▶ **WHAT TO WORK ON**
Using the records provided below, locate and copy each line that contains the word "strength".

-- Begin --

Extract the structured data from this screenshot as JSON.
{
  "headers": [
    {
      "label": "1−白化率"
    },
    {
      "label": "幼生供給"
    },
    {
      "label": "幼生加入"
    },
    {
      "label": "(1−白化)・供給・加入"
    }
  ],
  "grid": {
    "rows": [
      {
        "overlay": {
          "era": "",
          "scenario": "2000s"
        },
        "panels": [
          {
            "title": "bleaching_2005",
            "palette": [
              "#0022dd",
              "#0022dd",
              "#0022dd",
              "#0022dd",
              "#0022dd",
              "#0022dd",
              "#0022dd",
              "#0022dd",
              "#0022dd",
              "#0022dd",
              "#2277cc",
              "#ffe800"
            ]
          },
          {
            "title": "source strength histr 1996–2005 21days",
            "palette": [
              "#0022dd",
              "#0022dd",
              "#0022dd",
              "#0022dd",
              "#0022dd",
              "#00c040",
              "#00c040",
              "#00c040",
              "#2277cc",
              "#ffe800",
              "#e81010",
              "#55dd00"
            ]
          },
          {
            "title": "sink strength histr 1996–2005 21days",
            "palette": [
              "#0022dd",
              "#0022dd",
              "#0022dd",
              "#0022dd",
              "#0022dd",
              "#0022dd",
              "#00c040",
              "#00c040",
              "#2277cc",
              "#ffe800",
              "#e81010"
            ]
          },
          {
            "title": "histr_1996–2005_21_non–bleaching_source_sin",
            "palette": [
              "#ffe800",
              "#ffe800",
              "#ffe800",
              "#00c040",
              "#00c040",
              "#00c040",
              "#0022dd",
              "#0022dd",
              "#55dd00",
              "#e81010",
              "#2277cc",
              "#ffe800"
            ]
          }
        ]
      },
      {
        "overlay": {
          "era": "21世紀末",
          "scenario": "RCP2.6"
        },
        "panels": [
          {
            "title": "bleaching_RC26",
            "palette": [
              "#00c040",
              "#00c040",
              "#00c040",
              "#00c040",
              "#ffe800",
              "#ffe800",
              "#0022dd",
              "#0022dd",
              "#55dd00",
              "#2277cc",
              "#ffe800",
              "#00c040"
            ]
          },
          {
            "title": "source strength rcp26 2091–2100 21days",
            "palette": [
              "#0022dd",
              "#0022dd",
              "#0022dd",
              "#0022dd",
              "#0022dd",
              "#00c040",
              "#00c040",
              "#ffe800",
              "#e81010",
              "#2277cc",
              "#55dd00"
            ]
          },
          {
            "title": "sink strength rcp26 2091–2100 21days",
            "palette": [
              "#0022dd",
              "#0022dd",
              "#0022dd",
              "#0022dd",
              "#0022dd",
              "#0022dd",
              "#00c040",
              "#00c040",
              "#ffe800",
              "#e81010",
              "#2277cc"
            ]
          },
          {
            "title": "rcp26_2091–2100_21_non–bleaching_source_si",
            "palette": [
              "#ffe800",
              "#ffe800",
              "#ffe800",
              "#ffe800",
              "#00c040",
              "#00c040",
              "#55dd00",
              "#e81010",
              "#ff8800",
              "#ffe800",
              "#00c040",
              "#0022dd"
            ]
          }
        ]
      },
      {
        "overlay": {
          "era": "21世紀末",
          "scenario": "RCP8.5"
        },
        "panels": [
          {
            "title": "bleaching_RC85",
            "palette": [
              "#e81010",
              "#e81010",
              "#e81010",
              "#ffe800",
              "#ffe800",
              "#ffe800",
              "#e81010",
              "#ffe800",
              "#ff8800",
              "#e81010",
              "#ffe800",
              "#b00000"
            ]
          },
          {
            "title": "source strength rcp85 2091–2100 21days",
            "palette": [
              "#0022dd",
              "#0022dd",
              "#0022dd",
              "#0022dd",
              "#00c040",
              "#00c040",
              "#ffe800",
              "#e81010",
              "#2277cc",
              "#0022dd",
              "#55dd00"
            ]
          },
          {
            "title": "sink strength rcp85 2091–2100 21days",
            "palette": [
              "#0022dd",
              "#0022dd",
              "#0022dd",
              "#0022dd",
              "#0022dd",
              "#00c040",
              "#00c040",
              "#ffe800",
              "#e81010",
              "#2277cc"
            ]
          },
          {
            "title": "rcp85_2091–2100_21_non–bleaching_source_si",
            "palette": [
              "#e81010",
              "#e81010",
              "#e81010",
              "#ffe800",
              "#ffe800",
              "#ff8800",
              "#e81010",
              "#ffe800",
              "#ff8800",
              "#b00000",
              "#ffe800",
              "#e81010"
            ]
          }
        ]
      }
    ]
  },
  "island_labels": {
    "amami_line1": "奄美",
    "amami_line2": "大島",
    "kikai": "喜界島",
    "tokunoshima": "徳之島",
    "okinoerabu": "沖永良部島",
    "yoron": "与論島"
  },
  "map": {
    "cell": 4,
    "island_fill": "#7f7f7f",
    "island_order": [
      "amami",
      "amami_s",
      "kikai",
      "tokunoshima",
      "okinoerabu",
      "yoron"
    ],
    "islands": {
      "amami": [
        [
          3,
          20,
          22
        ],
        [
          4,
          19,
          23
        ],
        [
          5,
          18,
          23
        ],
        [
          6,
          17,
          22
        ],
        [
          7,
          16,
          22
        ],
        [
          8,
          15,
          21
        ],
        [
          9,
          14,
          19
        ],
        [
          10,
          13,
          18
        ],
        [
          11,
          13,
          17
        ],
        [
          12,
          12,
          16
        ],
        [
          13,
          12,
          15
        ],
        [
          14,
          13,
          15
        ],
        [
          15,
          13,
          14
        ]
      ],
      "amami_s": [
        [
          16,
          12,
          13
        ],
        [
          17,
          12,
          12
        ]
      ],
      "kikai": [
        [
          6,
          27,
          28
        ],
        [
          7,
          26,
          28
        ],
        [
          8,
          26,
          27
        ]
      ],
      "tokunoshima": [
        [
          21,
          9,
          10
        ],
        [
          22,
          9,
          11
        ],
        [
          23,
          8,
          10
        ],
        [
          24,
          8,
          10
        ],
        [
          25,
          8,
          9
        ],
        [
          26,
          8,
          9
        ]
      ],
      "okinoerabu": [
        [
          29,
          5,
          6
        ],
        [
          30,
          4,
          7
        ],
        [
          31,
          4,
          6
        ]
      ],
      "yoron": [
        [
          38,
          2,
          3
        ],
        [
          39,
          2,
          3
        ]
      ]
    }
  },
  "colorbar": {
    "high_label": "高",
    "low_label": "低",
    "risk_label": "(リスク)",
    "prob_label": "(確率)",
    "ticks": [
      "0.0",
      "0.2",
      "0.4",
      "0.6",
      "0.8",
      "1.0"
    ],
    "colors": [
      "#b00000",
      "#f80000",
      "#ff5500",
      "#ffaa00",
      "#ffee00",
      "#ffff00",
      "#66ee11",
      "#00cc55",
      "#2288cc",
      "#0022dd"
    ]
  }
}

-- End --

▶ **ANSWER BELOW**
            "title": "source strength histr 1996–2005 21days",
            "title": "sink strength histr 1996–2005 21days",
            "title": "source strength rcp26 2091–2100 21days",
            "title": "sink strength rcp26 2091–2100 21days",
            "title": "source strength rcp85 2091–2100 21days",
            "title": "sink strength rcp85 2091–2100 21days",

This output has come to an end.